> [TASK TO CARRY OUT]
Search the listing below for the string "xlabel" and copy every line where it occurs.

━━━━━━━━━━━━━━━━━━━━

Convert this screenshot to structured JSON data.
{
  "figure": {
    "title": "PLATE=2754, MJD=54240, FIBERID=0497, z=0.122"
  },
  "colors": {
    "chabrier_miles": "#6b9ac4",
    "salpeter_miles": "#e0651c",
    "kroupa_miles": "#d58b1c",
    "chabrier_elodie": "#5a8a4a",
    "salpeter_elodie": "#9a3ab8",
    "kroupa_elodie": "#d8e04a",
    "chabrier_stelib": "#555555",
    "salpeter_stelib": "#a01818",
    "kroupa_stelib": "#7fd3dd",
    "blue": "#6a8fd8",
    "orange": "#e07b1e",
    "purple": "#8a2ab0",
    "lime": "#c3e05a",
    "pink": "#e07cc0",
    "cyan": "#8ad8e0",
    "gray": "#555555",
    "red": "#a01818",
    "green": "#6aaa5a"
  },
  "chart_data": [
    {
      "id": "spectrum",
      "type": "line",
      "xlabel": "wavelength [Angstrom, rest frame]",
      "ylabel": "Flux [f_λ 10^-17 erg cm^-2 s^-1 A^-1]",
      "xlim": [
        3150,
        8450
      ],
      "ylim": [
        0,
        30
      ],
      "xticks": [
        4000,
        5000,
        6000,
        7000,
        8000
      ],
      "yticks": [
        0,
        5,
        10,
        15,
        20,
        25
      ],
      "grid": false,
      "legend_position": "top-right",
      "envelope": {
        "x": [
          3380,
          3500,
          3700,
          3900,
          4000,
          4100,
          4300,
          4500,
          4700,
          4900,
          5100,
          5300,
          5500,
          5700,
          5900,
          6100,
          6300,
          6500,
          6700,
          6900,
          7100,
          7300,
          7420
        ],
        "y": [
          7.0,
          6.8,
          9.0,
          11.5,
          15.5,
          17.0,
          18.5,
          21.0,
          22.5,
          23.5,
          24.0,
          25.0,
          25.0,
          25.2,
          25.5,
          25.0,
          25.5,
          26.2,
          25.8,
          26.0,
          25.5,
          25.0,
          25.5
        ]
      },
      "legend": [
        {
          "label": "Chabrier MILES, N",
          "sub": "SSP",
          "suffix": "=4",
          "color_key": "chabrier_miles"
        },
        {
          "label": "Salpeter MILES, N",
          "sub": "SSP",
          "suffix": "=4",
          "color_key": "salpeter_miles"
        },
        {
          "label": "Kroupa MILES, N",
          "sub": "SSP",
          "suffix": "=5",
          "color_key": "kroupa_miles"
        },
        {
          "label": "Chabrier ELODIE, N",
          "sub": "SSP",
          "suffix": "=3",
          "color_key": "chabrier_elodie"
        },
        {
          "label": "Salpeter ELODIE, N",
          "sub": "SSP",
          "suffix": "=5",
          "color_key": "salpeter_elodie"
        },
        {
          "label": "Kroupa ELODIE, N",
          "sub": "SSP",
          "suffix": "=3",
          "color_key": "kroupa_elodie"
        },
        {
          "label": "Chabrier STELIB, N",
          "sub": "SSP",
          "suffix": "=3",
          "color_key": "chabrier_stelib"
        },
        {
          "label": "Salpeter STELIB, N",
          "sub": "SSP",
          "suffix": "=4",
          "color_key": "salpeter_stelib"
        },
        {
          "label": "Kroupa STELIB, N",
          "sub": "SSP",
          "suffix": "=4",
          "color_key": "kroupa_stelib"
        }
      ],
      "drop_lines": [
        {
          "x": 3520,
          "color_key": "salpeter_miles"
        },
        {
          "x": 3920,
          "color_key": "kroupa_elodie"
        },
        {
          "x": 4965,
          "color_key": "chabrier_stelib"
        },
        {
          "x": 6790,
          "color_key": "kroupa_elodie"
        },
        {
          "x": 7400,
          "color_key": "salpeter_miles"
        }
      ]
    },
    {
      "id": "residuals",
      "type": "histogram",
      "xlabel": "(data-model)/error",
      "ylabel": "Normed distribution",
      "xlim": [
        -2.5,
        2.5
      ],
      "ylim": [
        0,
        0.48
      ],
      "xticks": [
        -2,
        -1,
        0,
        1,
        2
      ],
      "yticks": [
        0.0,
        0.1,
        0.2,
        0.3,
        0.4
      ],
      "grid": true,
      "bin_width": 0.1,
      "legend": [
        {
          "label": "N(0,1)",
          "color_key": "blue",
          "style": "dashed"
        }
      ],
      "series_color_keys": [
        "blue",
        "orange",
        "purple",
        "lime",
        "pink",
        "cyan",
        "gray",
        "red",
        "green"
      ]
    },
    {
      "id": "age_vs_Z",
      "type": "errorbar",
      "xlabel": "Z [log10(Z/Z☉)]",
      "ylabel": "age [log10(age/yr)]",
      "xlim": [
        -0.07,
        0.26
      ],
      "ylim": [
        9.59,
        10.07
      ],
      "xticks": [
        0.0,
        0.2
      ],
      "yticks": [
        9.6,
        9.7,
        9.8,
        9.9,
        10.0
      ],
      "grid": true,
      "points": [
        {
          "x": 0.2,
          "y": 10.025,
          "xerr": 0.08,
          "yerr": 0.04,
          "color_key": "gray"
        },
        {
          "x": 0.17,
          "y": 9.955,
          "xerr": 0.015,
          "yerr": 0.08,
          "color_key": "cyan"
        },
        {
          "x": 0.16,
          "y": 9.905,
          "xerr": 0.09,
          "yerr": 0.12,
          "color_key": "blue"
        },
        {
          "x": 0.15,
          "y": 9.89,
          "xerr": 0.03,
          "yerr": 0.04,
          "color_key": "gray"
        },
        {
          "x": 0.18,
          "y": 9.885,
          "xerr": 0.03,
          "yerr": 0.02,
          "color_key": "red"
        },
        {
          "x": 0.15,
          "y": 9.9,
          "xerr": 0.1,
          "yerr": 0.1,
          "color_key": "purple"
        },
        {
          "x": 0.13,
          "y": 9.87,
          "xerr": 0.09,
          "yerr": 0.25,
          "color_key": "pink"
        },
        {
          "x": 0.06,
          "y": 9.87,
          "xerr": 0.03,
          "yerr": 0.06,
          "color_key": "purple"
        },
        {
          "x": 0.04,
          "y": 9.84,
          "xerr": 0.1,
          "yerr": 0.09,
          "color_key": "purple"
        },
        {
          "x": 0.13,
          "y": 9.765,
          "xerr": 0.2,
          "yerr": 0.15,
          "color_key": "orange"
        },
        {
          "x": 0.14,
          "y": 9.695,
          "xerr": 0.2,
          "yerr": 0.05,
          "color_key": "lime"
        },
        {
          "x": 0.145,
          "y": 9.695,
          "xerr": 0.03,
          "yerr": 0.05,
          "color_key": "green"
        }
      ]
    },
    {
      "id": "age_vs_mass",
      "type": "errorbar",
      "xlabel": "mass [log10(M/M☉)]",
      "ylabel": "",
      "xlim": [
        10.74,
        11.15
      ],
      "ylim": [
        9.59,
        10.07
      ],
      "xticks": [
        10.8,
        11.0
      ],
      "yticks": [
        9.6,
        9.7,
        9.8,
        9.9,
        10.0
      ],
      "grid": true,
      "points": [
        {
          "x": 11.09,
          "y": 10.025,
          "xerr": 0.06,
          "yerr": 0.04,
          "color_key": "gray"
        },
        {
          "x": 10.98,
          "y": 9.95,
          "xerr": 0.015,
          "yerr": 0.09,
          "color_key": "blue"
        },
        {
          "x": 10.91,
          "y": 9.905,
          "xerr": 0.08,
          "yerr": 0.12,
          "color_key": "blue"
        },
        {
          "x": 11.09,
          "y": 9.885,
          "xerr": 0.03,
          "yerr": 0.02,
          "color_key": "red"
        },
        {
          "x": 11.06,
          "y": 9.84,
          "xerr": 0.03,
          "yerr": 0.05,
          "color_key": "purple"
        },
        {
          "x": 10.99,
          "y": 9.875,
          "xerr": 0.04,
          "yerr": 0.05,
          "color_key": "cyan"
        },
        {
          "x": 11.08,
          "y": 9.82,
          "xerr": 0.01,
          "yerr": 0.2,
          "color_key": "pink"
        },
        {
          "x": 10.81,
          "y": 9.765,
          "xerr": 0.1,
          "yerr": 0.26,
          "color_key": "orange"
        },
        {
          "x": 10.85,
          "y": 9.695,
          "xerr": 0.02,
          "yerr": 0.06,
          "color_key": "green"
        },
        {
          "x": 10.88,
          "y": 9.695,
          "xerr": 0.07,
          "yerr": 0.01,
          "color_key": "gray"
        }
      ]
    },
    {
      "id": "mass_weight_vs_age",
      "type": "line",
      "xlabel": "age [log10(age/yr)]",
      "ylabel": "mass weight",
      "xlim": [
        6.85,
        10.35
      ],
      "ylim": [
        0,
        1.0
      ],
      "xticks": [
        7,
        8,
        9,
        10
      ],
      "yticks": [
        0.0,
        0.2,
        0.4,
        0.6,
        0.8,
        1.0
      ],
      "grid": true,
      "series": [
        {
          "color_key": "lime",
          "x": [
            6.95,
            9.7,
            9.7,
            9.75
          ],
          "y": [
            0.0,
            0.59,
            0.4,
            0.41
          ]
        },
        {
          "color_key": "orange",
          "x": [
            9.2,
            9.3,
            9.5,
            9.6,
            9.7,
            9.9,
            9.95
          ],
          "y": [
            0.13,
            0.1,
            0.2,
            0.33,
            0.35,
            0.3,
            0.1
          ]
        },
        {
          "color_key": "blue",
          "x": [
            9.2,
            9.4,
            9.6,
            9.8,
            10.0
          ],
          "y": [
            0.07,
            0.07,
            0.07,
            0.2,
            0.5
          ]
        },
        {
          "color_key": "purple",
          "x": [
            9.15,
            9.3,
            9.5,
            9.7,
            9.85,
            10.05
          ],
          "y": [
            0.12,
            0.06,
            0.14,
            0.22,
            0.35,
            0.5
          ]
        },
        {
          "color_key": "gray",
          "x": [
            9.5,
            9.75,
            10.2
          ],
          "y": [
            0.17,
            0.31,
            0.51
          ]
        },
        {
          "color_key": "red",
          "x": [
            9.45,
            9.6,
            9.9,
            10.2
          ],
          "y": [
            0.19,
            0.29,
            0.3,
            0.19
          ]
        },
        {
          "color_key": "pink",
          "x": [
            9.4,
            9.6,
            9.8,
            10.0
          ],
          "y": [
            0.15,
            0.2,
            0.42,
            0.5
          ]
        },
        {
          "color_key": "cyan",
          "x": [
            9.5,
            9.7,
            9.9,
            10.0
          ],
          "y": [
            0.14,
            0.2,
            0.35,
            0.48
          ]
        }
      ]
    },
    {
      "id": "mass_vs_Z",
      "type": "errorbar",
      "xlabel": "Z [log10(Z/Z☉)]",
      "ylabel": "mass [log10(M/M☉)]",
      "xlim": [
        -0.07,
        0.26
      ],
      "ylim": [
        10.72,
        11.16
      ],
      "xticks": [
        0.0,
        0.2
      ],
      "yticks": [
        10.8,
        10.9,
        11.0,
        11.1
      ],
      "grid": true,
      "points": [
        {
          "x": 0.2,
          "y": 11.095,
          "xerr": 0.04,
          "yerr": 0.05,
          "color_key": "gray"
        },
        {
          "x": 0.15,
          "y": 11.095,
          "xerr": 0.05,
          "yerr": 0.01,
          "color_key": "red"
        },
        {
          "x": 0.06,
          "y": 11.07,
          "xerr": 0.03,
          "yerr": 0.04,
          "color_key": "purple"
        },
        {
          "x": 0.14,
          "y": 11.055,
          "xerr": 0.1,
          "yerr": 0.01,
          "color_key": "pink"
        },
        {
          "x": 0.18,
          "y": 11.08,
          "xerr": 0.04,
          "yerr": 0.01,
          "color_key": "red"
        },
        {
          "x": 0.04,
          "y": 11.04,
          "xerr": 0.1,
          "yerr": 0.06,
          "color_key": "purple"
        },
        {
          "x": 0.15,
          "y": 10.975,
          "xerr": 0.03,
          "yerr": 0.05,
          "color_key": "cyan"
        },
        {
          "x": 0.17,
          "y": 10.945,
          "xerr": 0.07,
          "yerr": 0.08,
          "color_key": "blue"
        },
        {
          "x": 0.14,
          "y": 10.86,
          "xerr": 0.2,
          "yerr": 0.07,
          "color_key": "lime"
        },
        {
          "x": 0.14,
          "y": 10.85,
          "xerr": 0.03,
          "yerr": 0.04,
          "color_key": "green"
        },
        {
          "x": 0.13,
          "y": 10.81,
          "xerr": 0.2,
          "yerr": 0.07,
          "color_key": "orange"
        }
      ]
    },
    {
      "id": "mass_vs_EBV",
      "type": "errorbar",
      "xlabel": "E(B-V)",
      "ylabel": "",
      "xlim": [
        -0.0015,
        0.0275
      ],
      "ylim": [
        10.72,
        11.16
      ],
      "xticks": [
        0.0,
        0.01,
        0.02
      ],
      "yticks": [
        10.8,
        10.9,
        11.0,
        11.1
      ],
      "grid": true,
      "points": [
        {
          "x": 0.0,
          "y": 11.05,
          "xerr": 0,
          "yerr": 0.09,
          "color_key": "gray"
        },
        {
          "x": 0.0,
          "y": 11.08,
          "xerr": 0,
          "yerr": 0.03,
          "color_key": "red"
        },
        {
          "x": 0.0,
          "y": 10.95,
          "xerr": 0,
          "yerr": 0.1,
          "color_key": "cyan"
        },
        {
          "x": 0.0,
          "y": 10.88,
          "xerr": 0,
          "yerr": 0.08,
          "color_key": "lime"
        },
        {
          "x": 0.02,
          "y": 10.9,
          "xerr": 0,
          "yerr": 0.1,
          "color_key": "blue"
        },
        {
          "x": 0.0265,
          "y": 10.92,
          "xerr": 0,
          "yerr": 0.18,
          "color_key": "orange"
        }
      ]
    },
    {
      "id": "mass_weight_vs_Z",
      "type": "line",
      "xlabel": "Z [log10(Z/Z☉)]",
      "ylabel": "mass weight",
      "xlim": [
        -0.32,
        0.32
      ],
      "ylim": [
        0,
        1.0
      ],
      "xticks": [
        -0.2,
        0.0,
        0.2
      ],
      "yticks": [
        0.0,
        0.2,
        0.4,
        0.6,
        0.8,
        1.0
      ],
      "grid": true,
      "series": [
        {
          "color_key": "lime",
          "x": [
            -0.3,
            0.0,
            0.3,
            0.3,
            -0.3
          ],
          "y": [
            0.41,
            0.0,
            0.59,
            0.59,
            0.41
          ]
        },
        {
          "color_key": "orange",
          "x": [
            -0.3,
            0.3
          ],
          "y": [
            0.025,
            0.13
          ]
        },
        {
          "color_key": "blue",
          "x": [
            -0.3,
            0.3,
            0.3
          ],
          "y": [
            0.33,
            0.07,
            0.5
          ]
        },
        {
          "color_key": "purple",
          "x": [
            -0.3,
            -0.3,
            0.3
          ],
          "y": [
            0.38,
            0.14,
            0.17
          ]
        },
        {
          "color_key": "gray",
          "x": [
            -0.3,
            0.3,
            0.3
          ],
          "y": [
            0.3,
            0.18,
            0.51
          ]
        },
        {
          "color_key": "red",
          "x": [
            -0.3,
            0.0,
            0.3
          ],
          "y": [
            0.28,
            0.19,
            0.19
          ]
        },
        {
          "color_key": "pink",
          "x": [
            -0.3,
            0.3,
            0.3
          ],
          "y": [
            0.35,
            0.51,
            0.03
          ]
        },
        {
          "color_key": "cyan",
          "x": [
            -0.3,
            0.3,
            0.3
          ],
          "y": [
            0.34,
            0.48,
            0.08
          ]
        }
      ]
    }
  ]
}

━━━━━━━━━━━━━━━━━━━━

> [OUTPUT FOR THIS TASK]
      "xlabel": "wavelength [Angstrom, rest frame]",
      "xlabel": "(data-model)/error",
      "xlabel": "Z [log10(Z/Z☉)]",
      "xlabel": "mass [log10(M/M☉)]",
      "xlabel": "age [log10(age/yr)]",
      "xlabel": "Z [log10(Z/Z☉)]",
      "xlabel": "E(B-V)",
      "xlabel": "Z [log10(Z/Z☉)]",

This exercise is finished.